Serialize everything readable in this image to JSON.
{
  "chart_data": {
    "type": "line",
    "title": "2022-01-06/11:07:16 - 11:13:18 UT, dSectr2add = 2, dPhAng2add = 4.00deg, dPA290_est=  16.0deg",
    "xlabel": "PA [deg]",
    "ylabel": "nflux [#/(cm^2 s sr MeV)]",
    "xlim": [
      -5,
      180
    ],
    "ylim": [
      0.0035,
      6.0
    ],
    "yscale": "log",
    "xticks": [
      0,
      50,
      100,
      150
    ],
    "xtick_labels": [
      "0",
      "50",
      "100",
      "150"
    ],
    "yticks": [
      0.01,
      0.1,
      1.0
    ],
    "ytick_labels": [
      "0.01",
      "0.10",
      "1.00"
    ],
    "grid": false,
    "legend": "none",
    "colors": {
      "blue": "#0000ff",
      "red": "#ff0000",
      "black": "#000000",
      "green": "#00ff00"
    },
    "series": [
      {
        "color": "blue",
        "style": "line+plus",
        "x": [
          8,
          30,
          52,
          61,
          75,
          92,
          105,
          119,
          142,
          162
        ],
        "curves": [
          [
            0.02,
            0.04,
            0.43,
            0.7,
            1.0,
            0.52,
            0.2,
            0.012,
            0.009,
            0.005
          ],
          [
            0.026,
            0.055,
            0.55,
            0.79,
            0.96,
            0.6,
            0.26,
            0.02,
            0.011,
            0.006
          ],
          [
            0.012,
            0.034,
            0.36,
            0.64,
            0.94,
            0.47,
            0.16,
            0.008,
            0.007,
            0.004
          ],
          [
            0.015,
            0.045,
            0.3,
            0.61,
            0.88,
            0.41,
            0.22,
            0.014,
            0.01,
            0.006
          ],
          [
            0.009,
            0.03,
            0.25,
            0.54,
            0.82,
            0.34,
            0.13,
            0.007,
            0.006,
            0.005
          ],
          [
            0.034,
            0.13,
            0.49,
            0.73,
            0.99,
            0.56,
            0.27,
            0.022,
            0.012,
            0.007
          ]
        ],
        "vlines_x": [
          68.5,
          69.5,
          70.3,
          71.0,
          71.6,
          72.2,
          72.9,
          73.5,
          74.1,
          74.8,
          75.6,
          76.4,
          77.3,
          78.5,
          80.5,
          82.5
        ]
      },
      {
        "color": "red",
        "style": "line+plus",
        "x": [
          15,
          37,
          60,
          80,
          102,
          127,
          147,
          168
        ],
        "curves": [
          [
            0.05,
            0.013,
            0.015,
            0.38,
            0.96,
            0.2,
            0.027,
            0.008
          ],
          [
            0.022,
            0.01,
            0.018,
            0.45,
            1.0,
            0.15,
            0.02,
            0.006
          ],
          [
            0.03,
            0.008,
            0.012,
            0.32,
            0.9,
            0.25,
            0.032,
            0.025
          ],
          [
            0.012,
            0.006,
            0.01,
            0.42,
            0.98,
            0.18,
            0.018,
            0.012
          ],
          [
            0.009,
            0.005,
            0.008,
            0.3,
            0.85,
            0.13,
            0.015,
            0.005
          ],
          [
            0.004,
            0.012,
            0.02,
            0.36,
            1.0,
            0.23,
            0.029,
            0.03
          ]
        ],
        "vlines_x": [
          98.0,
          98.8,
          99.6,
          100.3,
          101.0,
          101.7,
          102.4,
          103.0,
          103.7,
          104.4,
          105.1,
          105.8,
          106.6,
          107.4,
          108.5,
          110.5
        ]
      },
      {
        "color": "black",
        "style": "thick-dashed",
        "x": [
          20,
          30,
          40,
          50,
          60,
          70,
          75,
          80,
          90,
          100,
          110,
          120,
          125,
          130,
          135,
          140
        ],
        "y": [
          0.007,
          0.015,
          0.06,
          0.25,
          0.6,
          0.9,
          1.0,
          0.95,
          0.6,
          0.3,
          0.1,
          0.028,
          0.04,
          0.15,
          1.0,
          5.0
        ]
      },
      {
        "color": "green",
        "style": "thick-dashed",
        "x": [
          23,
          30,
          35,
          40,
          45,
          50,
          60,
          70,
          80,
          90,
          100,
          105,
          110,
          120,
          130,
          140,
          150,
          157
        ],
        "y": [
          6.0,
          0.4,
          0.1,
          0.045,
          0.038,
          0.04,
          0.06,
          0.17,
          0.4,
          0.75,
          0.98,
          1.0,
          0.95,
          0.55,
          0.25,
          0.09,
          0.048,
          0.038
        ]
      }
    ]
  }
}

++++++++++

Task statement —
Restate each entry exactly, skipping none.

Response to the task —
Serialize everything readable in this image to JSON.
{
  "chart_data": {
    "type": "line",
    "title": "2022-01-06/11:07:16 - 11:13:18 UT, dSectr2add = 2, dPhAng2add = 4.00deg, dPA290_est=  16.0deg",
    "xlabel": "PA [deg]",
    "ylabel": "nflux [#/(cm^2 s sr MeV)]",
    "xlim": [
      -5,
      180
    ],
    "ylim": [
      0.0035,
      6.0
    ],
    "yscale": "log",
    "xticks": [
      0,
      50,
      100,
      150
    ],
    "xtick_labels": [
      "0",
      "50",
      "100",
      "150"
    ],
    "yticks": [
      0.01,
      0.1,
      1.0
    ],
    "ytick_labels": [
      "0.01",
      "0.10",
      "1.00"
    ],
    "grid": false,
    "legend": "none",
    "colors": {
      "blue": "#0000ff",
      "red": "#ff0000",
      "black": "#000000",
      "green": "#00ff00"
    },
    "series": [
      {
        "color": "blue",
        "style": "line+plus",
        "x": [
          8,
          30,
          52,
          61,
          75,
          92,
          105,
          119,
          142,
          162
        ],
        "curves": [
          [
            0.02,
            0.04,
            0.43,
            0.7,
            1.0,
            0.52,
            0.2,
            0.012,
            0.009,
            0.005
          ],
          [
            0.026,
            0.055,
            0.55,
            0.79,
            0.96,
            0.6,
            0.26,
            0.02,
            0.011,
            0.006
          ],
          [
            0.012,
            0.034,
            0.36,
            0.64,
            0.94,
            0.47,
            0.16,
            0.008,
            0.007,
            0.004
          ],
          [
            0.015,
            0.045,
            0.3,
            0.61,
            0.88,
            0.41,
            0.22,
            0.014,
            0.01,
            0.006
          ],
          [
            0.009,
            0.03,
            0.25,
            0.54,
            0.82,
            0.34,
            0.13,
            0.007,
            0.006,
            0.005
          ],
          [
            0.034,
            0.13,
            0.49,
            0.73,
            0.99,
            0.56,
            0.27,
            0.022,
            0.012,
            0.007
          ]
        ],
        "vlines_x": [
          68.5,
          69.5,
          70.3,
          71.0,
          71.6,
          72.2,
          72.9,
          73.5,
          74.1,
          74.8,
          75.6,
          76.4,
          77.3,
          78.5,
          80.5,
          82.5
        ]
      },
      {
        "color": "red",
        "style": "line+plus",
        "x": [
          15,
          37,
          60,
          80,
          102,
          127,
          147,
          168
        ],
        "curves": [
          [
            0.05,
            0.013,
            0.015,
            0.38,
            0.96,
            0.2,
            0.027,
            0.008
          ],
          [
            0.022,
            0.01,
            0.018,
            0.45,
            1.0,
            0.15,
            0.02,
            0.006
          ],
          [
            0.03,
            0.008,
            0.012,
            0.32,
            0.9,
            0.25,
            0.032,
            0.025
          ],
          [
            0.012,
            0.006,
            0.01,
            0.42,
            0.98,
            0.18,
            0.018,
            0.012
          ],
          [
            0.009,
            0.005,
            0.008,
            0.3,
            0.85,
            0.13,
            0.015,
            0.005
          ],
          [
            0.004,
            0.012,
            0.02,
            0.36,
            1.0,
            0.23,
            0.029,
            0.03
          ]
        ],
        "vlines_x": [
          98.0,
          98.8,
          99.6,
          100.3,
          101.0,
          101.7,
          102.4,
          103.0,
          103.7,
          104.4,
          105.1,
          105.8,
          106.6,
          107.4,
          108.5,
          110.5
        ]
      },
      {
        "color": "black",
        "style": "thick-dashed",
        "x": [
          20,
          30,
          40,
          50,
          60,
          70,
          75,
          80,
          90,
          100,
          110,
          120,
          125,
          130,
          135,
          140
        ],
        "y": [
          0.007,
          0.015,
          0.06,
          0.25,
          0.6,
          0.9,
          1.0,
          0.95,
          0.6,
          0.3,
          0.1,
          0.028,
          0.04,
          0.15,
          1.0,
          5.0
        ]
      },
      {
        "color": "green",
        "style": "thick-dashed",
        "x": [
          23,
          30,
          35,
          40,
          45,
          50,
          60,
          70,
          80,
          90,
          100,
          105,
          110,
          120,
          130,
          140,
          150,
          157
        ],
        "y": [
          6.0,
          0.4,
          0.1,
          0.045,
          0.038,
          0.04,
          0.06,
          0.17,
          0.4,
          0.75,
          0.98,
          1.0,
          0.95,
          0.55,
          0.25,
          0.09,
          0.048,
          0.038
        ]
      }
    ]
  }
}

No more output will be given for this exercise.